▶ [Written instruction] Repeat every line of the data exactly, but not the pictures.

▶ [Stored rows]
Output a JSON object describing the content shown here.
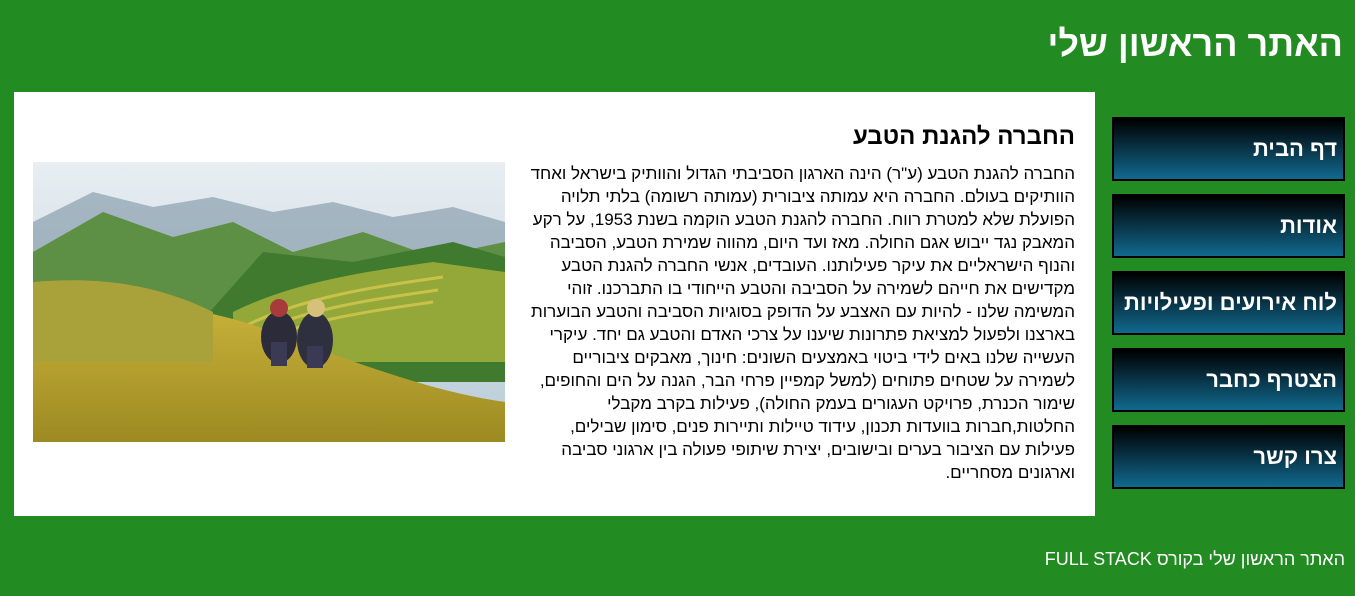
{
  "header": {
    "title": "האתר הראשון שלי"
  },
  "nav": {
    "items": [
      {
        "label": "דף הבית"
      },
      {
        "label": "אודות"
      },
      {
        "label": "לוח אירועים ופעילויות"
      },
      {
        "label": "הצטרף כחבר"
      },
      {
        "label": "צרו קשר"
      }
    ]
  },
  "main": {
    "title": "החברה להגנת הטבע",
    "body": "החברה להגנת הטבע (ע\"ר) הינה הארגון הסביבתי הגדול והוותיק בישראל ואחד הוותיקים בעולם. החברה היא עמותה ציבורית (עמותה רשומה) בלתי תלויה הפועלת שלא למטרת רווח. החברה להגנת הטבע הוקמה בשנת 1953, על רקע המאבק נגד ייבוש אגם החולה. מאז ועד היום, מהווה שמירת הטבע, הסביבה והנוף הישראליים את עיקר פעילותנו. העובדים, אנשי החברה להגנת הטבע מקדישים את חייהם לשמירה על הסביבה והטבע הייחודי בו התברכנו. זוהי המשימה שלנו - להיות עם האצבע על הדופק בסוגיות הסביבה והטבע הבוערות בארצנו ולפעול למציאת פתרונות שיענו על צרכי האדם והטבע גם יחד. עיקרי העשייה שלנו באים לידי ביטוי באמצעים השונים: חינוך, מאבקים ציבוריים לשמירה על שטחים פתוחים (למשל קמפיין פרחי הבר, הגנה על הים והחופים, שימור הכנרת, פרויקט העגורים בעמק החולה), פעילות בקרב מקבלי החלטות,חברות בוועדות תכנון, עידוד טיילות ותיירות פנים, סימון שבילים, פעילות עם הציבור בערים ובישובים, יצירת שיתופי פעולה בין ארגוני סביבה וארגונים מסחריים."
  },
  "footer": {
    "text": "האתר הראשון שלי בקורס FULL STACK"
  },
  "colors": {
    "page_bg": "#228b22",
    "nav_gradient_top": "#000000",
    "nav_gradient_bottom": "#11698f",
    "content_bg": "#ffffff"
  },
  "icons": {
    "photo": "rice-terraces-photo"
  }
}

▶ [Correct answer]
Output a JSON object describing the content shown here.
{
  "header": {
    "title": "האתר הראשון שלי"
  },
  "nav": {
    "items": [
      {
        "label": "דף הבית"
      },
      {
        "label": "אודות"
      },
      {
        "label": "לוח אירועים ופעילויות"
      },
      {
        "label": "הצטרף כחבר"
      },
      {
        "label": "צרו קשר"
      }
    ]
  },
  "main": {
    "title": "החברה להגנת הטבע",
    "body": "החברה להגנת הטבע (ע\"ר) הינה הארגון הסביבתי הגדול והוותיק בישראל ואחד הוותיקים בעולם. החברה היא עמותה ציבורית (עמותה רשומה) בלתי תלויה הפועלת שלא למטרת רווח. החברה להגנת הטבע הוקמה בשנת 1953, על רקע המאבק נגד ייבוש אגם החולה. מאז ועד היום, מהווה שמירת הטבע, הסביבה והנוף הישראליים את עיקר פעילותנו. העובדים, אנשי החברה להגנת הטבע מקדישים את חייהם לשמירה על הסביבה והטבע הייחודי בו התברכנו. זוהי המשימה שלנו - להיות עם האצבע על הדופק בסוגיות הסביבה והטבע הבוערות בארצנו ולפעול למציאת פתרונות שיענו על צרכי האדם והטבע גם יחד. עיקרי העשייה שלנו באים לידי ביטוי באמצעים השונים: חינוך, מאבקים ציבוריים לשמירה על שטחים פתוחים (למשל קמפיין פרחי הבר, הגנה על הים והחופים, שימור הכנרת, פרויקט העגורים בעמק החולה), פעילות בקרב מקבלי החלטות,חברות בוועדות תכנון, עידוד טיילות ותיירות פנים, סימון שבילים, פעילות עם הציבור בערים ובישובים, יצירת שיתופי פעולה בין ארגוני סביבה וארגונים מסחריים."
  },
  "footer": {
    "text": "האתר הראשון שלי בקורס FULL STACK"
  },
  "colors": {
    "page_bg": "#228b22",
    "nav_gradient_top": "#000000",
    "nav_gradient_bottom": "#11698f",
    "content_bg": "#ffffff"
  },
  "icons": {
    "photo": "rice-terraces-photo"
  }
}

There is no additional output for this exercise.